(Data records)
◇ ◇ ◇ ◇ ◇

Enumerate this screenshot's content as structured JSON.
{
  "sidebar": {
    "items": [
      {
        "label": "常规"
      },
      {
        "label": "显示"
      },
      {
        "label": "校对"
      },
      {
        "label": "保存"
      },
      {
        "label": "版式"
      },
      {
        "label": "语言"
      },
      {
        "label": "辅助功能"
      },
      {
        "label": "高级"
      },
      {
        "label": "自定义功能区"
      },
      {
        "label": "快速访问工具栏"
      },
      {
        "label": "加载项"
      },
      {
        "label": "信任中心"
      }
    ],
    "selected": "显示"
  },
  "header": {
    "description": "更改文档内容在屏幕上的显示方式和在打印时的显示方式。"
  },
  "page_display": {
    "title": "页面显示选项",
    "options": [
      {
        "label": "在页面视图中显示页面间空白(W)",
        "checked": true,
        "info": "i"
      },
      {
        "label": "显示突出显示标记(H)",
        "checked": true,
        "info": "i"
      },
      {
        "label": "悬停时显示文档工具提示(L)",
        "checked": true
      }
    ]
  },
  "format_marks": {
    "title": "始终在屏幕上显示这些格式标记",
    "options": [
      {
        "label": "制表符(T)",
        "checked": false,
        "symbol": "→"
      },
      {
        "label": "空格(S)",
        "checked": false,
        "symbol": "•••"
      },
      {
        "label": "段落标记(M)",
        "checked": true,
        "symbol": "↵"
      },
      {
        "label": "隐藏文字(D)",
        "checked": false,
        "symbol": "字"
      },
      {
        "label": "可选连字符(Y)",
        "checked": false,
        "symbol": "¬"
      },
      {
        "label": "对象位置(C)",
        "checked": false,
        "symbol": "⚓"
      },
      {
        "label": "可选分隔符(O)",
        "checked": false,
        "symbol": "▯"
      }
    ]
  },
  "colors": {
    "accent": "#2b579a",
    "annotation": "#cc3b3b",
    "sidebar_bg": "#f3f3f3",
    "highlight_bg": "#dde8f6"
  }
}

◇ ◇ ◇ ◇ ◇

SHORT TASK -
Say how many lines of the listing above contain "symbol", with no other words.

SOLUTION -
7